## Short task
The records that follow need to be output exactly as they are.

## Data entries
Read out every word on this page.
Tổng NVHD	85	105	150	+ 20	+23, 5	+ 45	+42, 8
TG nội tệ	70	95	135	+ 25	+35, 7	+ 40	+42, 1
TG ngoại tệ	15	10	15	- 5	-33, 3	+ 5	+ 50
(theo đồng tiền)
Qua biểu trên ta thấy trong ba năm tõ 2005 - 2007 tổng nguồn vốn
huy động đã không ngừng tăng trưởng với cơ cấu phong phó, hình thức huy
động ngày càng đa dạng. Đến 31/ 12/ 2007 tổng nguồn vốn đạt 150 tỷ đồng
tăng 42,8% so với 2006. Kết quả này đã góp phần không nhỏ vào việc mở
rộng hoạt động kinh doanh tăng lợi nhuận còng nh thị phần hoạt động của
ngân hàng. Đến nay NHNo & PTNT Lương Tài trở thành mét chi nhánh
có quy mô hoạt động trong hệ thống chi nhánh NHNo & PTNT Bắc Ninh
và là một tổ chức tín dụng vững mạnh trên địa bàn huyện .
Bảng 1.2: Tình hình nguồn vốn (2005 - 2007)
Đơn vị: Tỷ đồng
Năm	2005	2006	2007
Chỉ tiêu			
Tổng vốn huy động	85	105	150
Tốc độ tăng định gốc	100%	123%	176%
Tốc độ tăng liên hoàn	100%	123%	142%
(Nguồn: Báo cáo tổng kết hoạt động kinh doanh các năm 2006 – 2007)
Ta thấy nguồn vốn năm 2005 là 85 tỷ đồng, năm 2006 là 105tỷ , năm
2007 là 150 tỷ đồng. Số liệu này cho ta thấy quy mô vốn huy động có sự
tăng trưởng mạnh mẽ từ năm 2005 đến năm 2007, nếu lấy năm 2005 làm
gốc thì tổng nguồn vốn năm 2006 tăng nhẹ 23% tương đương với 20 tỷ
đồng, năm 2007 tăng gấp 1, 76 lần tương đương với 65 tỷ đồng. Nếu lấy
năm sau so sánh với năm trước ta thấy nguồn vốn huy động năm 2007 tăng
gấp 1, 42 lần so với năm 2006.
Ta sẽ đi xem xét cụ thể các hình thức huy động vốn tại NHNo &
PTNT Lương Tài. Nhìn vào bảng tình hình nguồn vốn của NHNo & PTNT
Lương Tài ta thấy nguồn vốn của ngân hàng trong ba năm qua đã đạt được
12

## In response
Read out every word on this page.
Tổng NVHD	85	105	150	+ 20	+23, 5	+ 45	+42, 8
TG nội tệ	70	95	135	+ 25	+35, 7	+ 40	+42, 1
TG ngoại tệ	15	10	15	- 5	-33, 3	+ 5	+ 50
(theo đồng tiền)
Qua biểu trên ta thấy trong ba năm tõ 2005 - 2007 tổng nguồn vốn
huy động đã không ngừng tăng trưởng với cơ cấu phong phó, hình thức huy
động ngày càng đa dạng. Đến 31/ 12/ 2007 tổng nguồn vốn đạt 150 tỷ đồng
tăng 42,8% so với 2006. Kết quả này đã góp phần không nhỏ vào việc mở
rộng hoạt động kinh doanh tăng lợi nhuận còng nh thị phần hoạt động của
ngân hàng. Đến nay NHNo & PTNT Lương Tài trở thành mét chi nhánh
có quy mô hoạt động trong hệ thống chi nhánh NHNo & PTNT Bắc Ninh
và là một tổ chức tín dụng vững mạnh trên địa bàn huyện .
Bảng 1.2: Tình hình nguồn vốn (2005 - 2007)
Đơn vị: Tỷ đồng
Năm	2005	2006	2007
Chỉ tiêu			
Tổng vốn huy động	85	105	150
Tốc độ tăng định gốc	100%	123%	176%
Tốc độ tăng liên hoàn	100%	123%	142%
(Nguồn: Báo cáo tổng kết hoạt động kinh doanh các năm 2006 – 2007)
Ta thấy nguồn vốn năm 2005 là 85 tỷ đồng, năm 2006 là 105tỷ , năm
2007 là 150 tỷ đồng. Số liệu này cho ta thấy quy mô vốn huy động có sự
tăng trưởng mạnh mẽ từ năm 2005 đến năm 2007, nếu lấy năm 2005 làm
gốc thì tổng nguồn vốn năm 2006 tăng nhẹ 23% tương đương với 20 tỷ
đồng, năm 2007 tăng gấp 1, 76 lần tương đương với 65 tỷ đồng. Nếu lấy
năm sau so sánh với năm trước ta thấy nguồn vốn huy động năm 2007 tăng
gấp 1, 42 lần so với năm 2006.
Ta sẽ đi xem xét cụ thể các hình thức huy động vốn tại NHNo &
PTNT Lương Tài. Nhìn vào bảng tình hình nguồn vốn của NHNo & PTNT
Lương Tài ta thấy nguồn vốn của ngân hàng trong ba năm qua đã đạt được
12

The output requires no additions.